• GIVEN REQUEST: Select every line containing the word "ports" from the material, and copy those lines.

**** DATA SUPPLIED ****

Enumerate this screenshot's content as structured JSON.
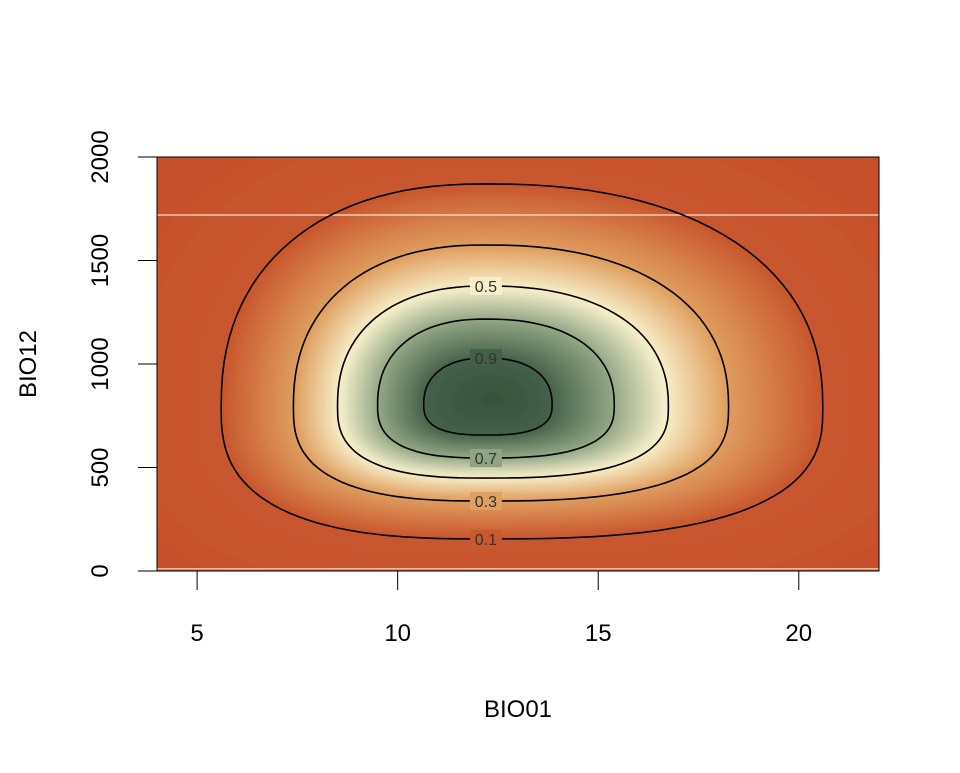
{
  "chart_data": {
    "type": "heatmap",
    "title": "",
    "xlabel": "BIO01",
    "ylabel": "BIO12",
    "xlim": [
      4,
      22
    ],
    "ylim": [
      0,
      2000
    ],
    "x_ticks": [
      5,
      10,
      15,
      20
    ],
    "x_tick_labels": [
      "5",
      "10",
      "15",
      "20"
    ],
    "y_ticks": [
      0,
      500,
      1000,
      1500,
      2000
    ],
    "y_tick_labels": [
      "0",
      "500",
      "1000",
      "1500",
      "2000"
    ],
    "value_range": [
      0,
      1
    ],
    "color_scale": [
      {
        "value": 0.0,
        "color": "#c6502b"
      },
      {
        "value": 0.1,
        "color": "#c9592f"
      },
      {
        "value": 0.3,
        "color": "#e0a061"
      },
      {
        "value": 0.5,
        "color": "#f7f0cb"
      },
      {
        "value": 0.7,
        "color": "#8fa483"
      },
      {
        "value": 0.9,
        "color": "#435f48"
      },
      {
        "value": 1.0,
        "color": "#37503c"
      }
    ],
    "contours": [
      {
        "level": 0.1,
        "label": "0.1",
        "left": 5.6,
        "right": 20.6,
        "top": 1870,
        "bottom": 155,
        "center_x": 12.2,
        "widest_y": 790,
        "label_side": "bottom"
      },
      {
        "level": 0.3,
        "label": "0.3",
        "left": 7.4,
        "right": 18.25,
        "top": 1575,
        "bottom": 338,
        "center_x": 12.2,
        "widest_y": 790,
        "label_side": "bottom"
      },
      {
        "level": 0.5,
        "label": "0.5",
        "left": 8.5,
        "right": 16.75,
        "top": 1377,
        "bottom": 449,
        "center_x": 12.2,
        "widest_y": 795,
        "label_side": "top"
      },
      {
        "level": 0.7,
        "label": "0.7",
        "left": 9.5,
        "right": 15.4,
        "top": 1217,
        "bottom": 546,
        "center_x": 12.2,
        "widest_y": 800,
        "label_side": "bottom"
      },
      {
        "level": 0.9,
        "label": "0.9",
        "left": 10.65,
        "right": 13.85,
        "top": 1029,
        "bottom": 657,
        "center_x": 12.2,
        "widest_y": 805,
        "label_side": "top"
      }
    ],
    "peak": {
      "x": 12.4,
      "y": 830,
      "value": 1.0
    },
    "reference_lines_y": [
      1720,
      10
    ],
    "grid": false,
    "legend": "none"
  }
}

****
**** DATA SUPPLIED ****

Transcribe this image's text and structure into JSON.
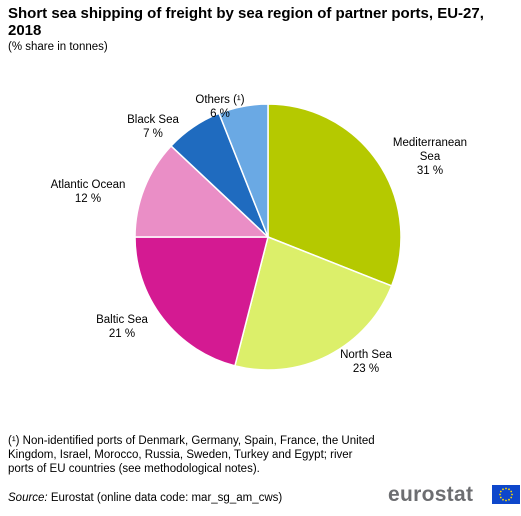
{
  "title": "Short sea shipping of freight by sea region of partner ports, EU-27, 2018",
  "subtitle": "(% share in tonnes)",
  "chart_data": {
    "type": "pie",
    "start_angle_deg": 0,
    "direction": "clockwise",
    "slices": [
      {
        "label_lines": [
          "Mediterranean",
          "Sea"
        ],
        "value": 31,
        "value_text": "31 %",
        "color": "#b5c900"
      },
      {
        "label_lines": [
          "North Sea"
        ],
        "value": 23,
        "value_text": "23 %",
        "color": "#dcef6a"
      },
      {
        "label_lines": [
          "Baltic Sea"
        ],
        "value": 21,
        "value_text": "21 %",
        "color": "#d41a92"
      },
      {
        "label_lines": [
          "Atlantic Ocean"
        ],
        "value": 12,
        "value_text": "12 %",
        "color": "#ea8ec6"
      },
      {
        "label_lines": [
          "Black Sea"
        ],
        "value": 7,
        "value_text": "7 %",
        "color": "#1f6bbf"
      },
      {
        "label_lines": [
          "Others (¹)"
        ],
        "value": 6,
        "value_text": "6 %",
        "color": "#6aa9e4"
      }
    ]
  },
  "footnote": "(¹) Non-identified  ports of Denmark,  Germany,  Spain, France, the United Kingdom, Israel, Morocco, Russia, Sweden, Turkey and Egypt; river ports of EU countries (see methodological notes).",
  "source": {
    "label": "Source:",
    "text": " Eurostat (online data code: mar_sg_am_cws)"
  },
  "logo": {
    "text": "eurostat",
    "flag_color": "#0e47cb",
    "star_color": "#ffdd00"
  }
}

****

• OUTPUT FOR THIS TASK:
  "title": "Short sea shipping of freight by sea region of partner ports, EU-27, 2018",
  "footnote": "(¹) Non-identified  ports of Denmark,  Germany,  Spain, France, the United Kingdom, Israel, Morocco, Russia, Sweden, Turkey and Egypt; river ports of EU countries (see methodological notes).",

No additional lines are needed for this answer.